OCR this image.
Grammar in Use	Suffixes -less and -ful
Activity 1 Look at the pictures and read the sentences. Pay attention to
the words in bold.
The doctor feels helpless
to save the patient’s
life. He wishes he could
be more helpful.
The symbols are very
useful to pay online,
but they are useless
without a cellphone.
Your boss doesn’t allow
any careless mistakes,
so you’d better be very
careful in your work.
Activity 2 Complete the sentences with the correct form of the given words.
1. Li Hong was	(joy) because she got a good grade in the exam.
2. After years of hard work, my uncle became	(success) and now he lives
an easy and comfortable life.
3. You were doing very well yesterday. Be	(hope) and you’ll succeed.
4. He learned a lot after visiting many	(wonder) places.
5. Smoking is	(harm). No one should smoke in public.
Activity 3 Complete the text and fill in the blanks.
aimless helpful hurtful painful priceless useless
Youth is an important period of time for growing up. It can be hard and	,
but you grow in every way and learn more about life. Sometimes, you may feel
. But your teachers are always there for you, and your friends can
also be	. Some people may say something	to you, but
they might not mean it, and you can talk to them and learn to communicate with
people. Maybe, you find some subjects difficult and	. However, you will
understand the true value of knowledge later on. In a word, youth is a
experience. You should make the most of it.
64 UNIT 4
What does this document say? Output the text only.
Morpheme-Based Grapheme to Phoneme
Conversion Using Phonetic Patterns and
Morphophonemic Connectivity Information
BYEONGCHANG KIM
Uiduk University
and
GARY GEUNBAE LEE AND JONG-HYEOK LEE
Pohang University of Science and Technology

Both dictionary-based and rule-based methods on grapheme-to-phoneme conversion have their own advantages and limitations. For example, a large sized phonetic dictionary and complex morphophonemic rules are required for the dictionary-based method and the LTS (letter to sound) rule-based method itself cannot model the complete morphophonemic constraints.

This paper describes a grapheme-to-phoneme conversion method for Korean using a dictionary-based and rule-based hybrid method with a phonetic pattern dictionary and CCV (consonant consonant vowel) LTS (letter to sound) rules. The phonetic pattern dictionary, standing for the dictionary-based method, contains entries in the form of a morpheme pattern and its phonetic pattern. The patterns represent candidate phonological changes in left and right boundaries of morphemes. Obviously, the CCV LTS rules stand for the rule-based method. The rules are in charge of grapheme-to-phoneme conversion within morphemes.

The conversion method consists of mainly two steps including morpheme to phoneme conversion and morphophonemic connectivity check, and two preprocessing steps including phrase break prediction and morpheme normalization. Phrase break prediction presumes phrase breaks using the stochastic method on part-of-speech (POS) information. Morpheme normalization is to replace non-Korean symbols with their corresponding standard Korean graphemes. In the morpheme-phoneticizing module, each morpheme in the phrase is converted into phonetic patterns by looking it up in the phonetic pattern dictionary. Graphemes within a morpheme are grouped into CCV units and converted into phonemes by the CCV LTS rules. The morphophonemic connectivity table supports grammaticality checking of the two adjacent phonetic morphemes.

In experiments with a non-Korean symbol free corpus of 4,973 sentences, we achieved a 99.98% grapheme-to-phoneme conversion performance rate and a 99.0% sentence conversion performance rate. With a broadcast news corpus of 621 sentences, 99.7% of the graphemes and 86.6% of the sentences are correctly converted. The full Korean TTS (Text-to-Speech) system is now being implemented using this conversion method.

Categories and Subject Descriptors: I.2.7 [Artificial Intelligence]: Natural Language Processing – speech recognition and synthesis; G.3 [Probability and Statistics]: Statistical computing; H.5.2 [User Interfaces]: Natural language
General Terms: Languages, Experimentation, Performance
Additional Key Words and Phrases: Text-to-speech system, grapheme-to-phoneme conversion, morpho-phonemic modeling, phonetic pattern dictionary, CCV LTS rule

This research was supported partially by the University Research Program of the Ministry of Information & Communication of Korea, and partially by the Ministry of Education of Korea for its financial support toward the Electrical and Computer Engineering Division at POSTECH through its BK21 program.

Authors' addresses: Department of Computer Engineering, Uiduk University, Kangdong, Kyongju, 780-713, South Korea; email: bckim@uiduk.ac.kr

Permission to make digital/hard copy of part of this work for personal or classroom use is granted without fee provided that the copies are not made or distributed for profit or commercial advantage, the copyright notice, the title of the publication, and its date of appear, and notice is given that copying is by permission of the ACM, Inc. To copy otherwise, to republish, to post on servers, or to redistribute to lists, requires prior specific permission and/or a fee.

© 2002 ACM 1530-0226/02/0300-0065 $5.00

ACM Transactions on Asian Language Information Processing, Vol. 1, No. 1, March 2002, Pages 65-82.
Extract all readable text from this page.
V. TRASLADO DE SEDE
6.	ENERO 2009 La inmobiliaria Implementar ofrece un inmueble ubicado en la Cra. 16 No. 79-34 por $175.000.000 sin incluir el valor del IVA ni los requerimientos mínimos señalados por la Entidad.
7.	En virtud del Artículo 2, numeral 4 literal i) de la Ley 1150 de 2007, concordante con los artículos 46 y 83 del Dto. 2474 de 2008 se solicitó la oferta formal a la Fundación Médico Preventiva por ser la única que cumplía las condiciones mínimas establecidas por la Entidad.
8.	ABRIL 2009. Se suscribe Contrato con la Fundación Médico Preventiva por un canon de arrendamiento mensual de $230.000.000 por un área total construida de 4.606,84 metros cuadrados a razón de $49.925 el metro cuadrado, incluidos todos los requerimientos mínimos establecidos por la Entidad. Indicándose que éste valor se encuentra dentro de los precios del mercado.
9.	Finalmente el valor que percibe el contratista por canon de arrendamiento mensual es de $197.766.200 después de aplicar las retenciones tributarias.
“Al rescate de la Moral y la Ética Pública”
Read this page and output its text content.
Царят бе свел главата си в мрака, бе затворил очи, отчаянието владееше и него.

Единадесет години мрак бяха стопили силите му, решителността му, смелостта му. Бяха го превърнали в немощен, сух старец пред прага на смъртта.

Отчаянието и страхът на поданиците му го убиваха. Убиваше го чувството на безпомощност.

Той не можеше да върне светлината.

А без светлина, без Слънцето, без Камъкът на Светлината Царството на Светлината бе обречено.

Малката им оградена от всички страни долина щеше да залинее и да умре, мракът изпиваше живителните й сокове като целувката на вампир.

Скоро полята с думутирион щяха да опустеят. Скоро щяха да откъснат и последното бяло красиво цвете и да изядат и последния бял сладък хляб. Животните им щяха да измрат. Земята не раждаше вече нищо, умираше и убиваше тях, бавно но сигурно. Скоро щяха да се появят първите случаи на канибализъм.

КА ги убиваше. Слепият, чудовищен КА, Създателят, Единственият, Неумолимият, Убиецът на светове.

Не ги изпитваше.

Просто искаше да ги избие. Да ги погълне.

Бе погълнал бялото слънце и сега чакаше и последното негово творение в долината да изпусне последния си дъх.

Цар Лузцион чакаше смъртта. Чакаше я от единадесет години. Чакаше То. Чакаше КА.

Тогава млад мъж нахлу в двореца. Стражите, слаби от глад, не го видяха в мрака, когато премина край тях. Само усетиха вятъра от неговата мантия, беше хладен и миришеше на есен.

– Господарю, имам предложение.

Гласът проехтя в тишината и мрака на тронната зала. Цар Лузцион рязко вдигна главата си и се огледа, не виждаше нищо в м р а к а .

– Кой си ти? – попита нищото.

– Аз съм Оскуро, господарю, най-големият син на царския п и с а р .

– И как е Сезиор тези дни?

## STATED GOAL:
From the material above, count the lines that include "смъртта" and give only the total.

## ANSWER TO THE PROBLEM:
2